Data for this task –

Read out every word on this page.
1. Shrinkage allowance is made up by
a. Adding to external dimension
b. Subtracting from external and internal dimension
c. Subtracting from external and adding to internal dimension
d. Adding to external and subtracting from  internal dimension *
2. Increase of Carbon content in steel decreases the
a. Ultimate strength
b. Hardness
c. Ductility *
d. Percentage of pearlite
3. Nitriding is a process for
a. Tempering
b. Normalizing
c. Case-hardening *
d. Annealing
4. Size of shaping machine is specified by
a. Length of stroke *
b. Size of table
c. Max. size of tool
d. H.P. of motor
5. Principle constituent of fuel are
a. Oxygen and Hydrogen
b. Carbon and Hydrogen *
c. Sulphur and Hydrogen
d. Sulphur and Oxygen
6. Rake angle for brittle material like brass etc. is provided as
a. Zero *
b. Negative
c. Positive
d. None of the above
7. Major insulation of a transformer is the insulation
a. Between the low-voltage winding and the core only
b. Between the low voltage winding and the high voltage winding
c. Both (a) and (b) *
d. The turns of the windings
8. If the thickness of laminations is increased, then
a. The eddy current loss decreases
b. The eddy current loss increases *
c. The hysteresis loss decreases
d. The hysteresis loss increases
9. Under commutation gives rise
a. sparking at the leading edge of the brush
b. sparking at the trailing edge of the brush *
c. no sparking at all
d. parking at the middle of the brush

Given instruction – Produce an exact copy of every entry above.

Response for this exercise –
Read out every word on this page.
1. Shrinkage allowance is made up by
a. Adding to external dimension
b. Subtracting from external and internal dimension
c. Subtracting from external and adding to internal dimension
d. Adding to external and subtracting from  internal dimension *
2. Increase of Carbon content in steel decreases the
a. Ultimate strength
b. Hardness
c. Ductility *
d. Percentage of pearlite
3. Nitriding is a process for
a. Tempering
b. Normalizing
c. Case-hardening *
d. Annealing
4. Size of shaping machine is specified by
a. Length of stroke *
b. Size of table
c. Max. size of tool
d. H.P. of motor
5. Principle constituent of fuel are
a. Oxygen and Hydrogen
b. Carbon and Hydrogen *
c. Sulphur and Hydrogen
d. Sulphur and Oxygen
6. Rake angle for brittle material like brass etc. is provided as
a. Zero *
b. Negative
c. Positive
d. None of the above
7. Major insulation of a transformer is the insulation
a. Between the low-voltage winding and the core only
b. Between the low voltage winding and the high voltage winding
c. Both (a) and (b) *
d. The turns of the windings
8. If the thickness of laminations is increased, then
a. The eddy current loss decreases
b. The eddy current loss increases *
c. The hysteresis loss decreases
d. The hysteresis loss increases
9. Under commutation gives rise
a. sparking at the leading edge of the brush
b. sparking at the trailing edge of the brush *
c. no sparking at all
d. parking at the middle of the brush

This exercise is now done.